* START Dataset content *
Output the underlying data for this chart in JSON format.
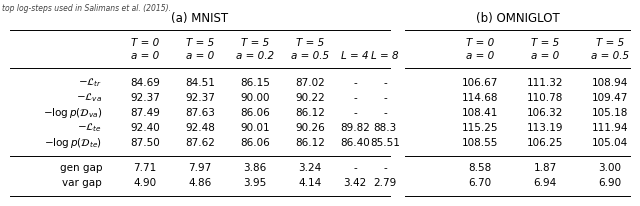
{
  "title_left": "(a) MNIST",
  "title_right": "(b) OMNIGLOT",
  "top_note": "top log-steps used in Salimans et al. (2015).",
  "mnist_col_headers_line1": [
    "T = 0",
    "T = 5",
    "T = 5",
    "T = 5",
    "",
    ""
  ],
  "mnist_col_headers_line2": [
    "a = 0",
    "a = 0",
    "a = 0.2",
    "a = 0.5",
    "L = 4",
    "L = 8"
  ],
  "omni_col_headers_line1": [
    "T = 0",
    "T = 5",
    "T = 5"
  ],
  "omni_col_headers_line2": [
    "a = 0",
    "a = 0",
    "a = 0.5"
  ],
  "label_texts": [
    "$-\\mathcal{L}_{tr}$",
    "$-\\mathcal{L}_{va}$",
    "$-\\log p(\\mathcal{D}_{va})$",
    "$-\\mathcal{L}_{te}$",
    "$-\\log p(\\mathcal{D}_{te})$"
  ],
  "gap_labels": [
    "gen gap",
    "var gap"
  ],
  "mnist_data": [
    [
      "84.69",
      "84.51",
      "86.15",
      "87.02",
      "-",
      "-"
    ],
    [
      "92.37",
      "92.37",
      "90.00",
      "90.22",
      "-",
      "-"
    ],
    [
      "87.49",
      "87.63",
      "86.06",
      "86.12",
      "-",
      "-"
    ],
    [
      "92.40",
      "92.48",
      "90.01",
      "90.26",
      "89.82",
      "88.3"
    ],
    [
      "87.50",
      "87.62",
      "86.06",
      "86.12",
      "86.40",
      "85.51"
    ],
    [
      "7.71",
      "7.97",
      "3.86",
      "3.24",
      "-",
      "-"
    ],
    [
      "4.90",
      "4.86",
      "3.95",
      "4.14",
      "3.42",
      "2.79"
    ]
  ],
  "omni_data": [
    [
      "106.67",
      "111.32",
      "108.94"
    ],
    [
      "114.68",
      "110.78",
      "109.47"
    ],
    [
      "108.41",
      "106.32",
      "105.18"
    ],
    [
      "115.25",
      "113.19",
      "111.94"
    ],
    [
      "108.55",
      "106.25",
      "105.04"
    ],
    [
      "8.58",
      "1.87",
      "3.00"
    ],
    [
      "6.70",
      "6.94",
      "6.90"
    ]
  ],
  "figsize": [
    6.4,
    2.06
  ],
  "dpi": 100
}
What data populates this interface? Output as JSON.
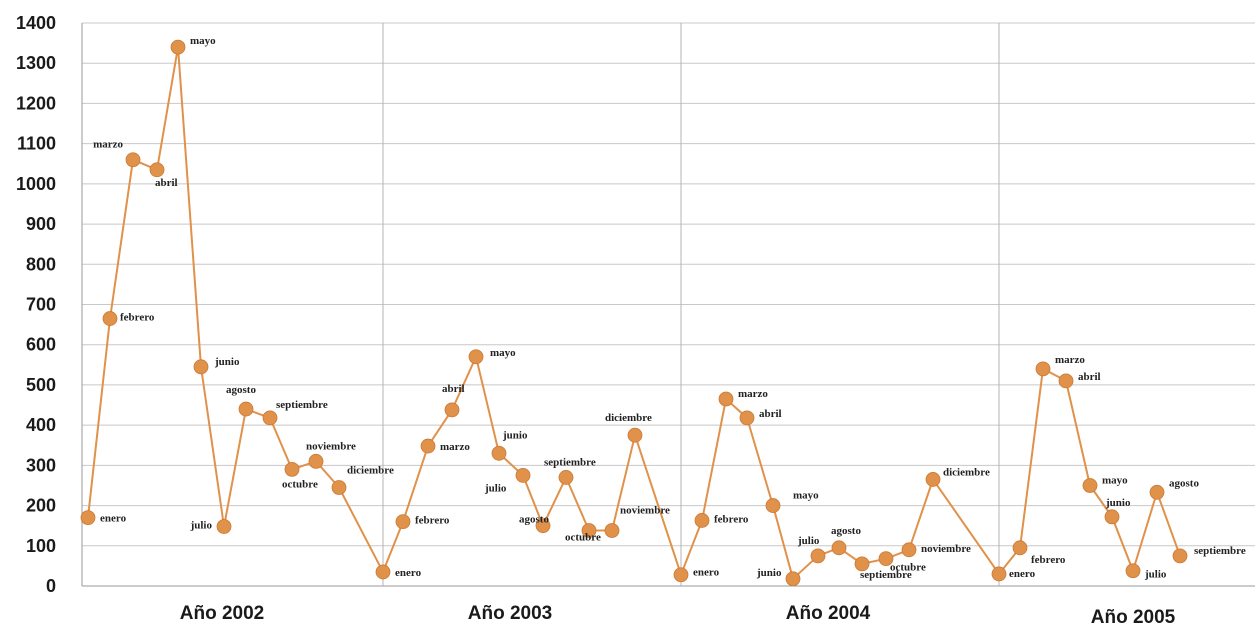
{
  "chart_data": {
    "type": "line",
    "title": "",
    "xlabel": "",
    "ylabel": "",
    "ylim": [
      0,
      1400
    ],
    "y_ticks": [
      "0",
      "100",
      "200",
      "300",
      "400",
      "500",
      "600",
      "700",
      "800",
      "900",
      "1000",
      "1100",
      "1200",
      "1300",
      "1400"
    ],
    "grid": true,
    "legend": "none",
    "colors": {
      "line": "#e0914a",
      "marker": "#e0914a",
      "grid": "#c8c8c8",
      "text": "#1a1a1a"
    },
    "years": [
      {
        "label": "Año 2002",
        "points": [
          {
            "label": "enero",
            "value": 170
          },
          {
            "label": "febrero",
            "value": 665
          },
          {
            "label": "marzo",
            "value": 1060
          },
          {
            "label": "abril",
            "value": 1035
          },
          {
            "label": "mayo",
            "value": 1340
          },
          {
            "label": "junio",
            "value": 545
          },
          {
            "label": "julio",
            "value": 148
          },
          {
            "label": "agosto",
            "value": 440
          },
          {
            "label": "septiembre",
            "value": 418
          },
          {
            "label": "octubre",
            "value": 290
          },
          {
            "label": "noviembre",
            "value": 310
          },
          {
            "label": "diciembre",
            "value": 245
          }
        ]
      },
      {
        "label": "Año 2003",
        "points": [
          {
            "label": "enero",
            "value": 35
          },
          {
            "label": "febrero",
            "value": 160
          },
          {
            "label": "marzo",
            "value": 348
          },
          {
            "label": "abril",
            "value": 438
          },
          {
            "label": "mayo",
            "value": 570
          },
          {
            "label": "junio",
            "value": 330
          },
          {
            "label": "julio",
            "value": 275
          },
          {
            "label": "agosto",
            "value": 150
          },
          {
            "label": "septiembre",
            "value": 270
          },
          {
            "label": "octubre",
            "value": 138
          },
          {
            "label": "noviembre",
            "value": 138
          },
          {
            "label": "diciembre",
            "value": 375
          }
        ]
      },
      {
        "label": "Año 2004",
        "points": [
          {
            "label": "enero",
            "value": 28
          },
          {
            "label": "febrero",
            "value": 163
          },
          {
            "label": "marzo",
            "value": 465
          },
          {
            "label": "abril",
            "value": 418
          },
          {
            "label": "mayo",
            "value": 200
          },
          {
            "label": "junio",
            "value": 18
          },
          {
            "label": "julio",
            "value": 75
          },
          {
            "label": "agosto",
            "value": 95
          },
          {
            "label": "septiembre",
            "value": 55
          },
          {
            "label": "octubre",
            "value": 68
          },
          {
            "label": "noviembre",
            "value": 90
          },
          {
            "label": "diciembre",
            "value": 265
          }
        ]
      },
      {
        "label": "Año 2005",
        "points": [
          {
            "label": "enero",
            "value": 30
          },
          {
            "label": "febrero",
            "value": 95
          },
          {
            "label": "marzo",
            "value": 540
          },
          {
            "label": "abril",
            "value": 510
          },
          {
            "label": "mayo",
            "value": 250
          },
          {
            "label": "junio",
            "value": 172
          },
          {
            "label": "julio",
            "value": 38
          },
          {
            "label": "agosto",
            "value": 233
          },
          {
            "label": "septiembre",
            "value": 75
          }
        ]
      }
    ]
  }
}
* END Dataset content *
__Given instruction__
Identify how many lines in the entries above contain the word "Output" and provide only that figure.

__Solved exercise__
2